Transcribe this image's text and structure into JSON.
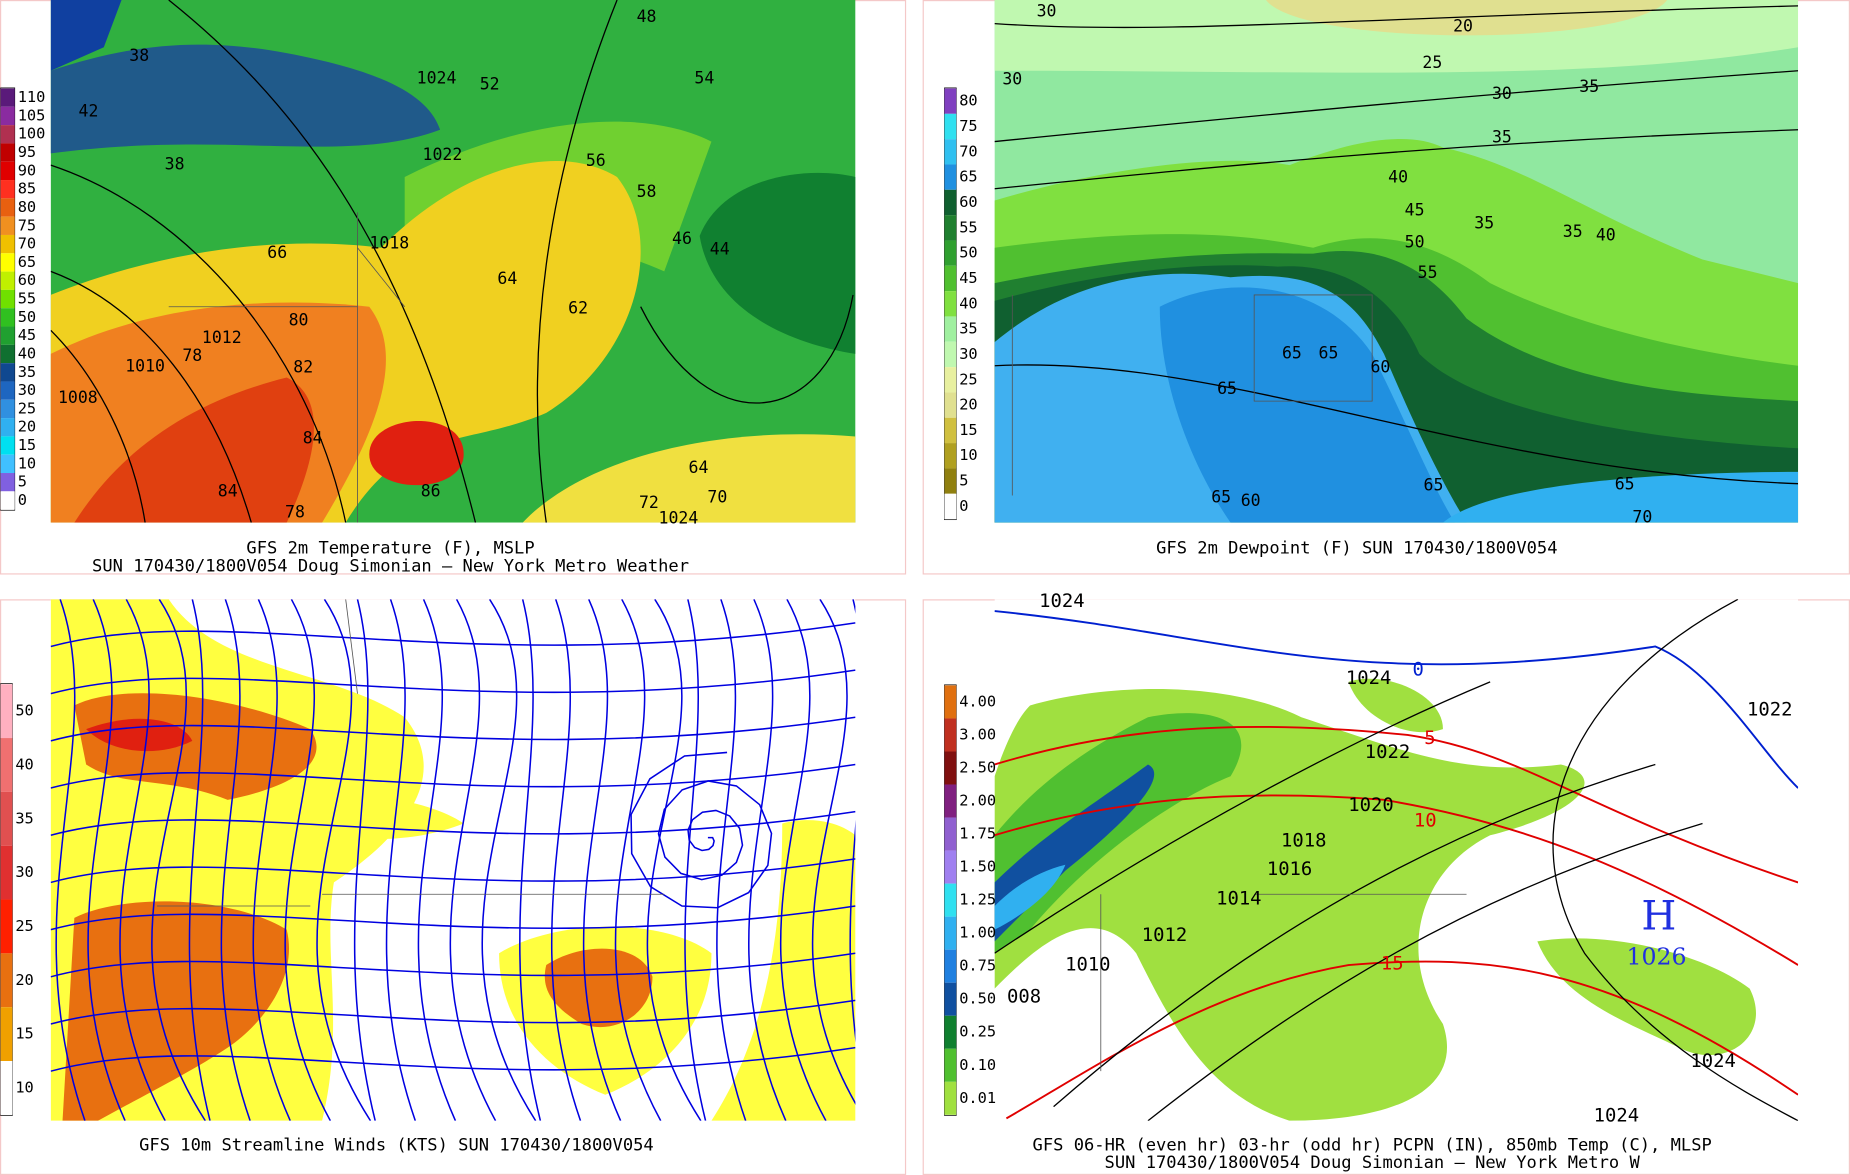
{
  "panels": [
    {
      "caption": [
        "GFS 2m Temperature (F), MSLP",
        "SUN 170430/1800V054 Doug Simonian — New York Metro Weather"
      ],
      "colorbar": {
        "labels": [
          "110",
          "105",
          "100",
          "95",
          "90",
          "85",
          "80",
          "75",
          "70",
          "65",
          "60",
          "55",
          "50",
          "45",
          "40",
          "35",
          "30",
          "25",
          "20",
          "15",
          "10",
          "5",
          "0"
        ],
        "colors": [
          "#5a1a7a",
          "#8a2ba0",
          "#b03050",
          "#c00000",
          "#e00000",
          "#ff3020",
          "#e86010",
          "#f09020",
          "#f0c000",
          "#ffff00",
          "#c0f000",
          "#70e000",
          "#30c020",
          "#20a030",
          "#107030",
          "#104890",
          "#1e66c0",
          "#3090e0",
          "#30b0f0",
          "#00e0f0",
          "#40c0ff",
          "#8060e0",
          "#ffffff"
        ]
      },
      "map_labels": [
        "1024",
        "52",
        "48",
        "54",
        "38",
        "42",
        "38",
        "1022",
        "56",
        "44",
        "1018",
        "58",
        "64",
        "62",
        "66",
        "80",
        "78",
        "82",
        "84",
        "1010",
        "1008",
        "1012",
        "86",
        "84",
        "78",
        "72",
        "70",
        "1024",
        "64",
        "46"
      ]
    },
    {
      "caption": [
        "GFS 2m Dewpoint (F)  SUN 170430/1800V054"
      ],
      "colorbar": {
        "labels": [
          "80",
          "75",
          "70",
          "65",
          "60",
          "55",
          "50",
          "45",
          "40",
          "35",
          "30",
          "25",
          "20",
          "15",
          "10",
          "5",
          "0"
        ],
        "colors": [
          "#8040c0",
          "#30e0f0",
          "#30c0f0",
          "#2090e0",
          "#106030",
          "#208030",
          "#30a030",
          "#50c030",
          "#80e040",
          "#a0f0a0",
          "#c0f8b0",
          "#e8f0a0",
          "#e0e090",
          "#d0c040",
          "#b0a020",
          "#908010",
          "#ffffff"
        ]
      },
      "map_labels": [
        "30",
        "20",
        "25",
        "30",
        "35",
        "35",
        "40",
        "45",
        "50",
        "55",
        "35",
        "35",
        "40",
        "65",
        "65",
        "60",
        "65",
        "65",
        "60",
        "65",
        "65",
        "70",
        "30"
      ]
    },
    {
      "caption": [
        "GFS 10m Streamline Winds (KTS)  SUN 170430/1800V054"
      ],
      "colorbar": {
        "labels": [
          "50",
          "40",
          "35",
          "30",
          "25",
          "20",
          "15",
          "10"
        ],
        "colors": [
          "#ffb0c0",
          "#f07070",
          "#e05050",
          "#e03030",
          "#ff2000",
          "#e87010",
          "#f0a000",
          "#ffffff"
        ]
      }
    },
    {
      "caption": [
        "GFS 06-HR (even hr) 03-hr (odd hr) PCPN (IN), 850mb Temp (C), MLSP",
        "SUN 170430/1800V054 Doug Simonian — New York Metro W"
      ],
      "colorbar": {
        "labels": [
          "4.00",
          "3.00",
          "2.50",
          "2.00",
          "1.75",
          "1.50",
          "1.25",
          "1.00",
          "0.75",
          "0.50",
          "0.25",
          "0.10",
          "0.01"
        ],
        "colors": [
          "#e07010",
          "#c03020",
          "#801010",
          "#802080",
          "#9060d0",
          "#a080f0",
          "#30e0f0",
          "#30b0f0",
          "#2080e0",
          "#1050a0",
          "#108030",
          "#50c030",
          "#a0e040"
        ]
      },
      "map_labels": [
        "1024",
        "0",
        "1024",
        "1022",
        "5",
        "1022",
        "1020",
        "10",
        "1018",
        "1016",
        "1014",
        "1012",
        "1010",
        "008",
        "15",
        "H",
        "1026",
        "1024",
        "1024"
      ]
    }
  ]
}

* [What is required] Reply with the number of lines in the data that include the string "Doug" and nothing else.

* [Solution to the problem] 2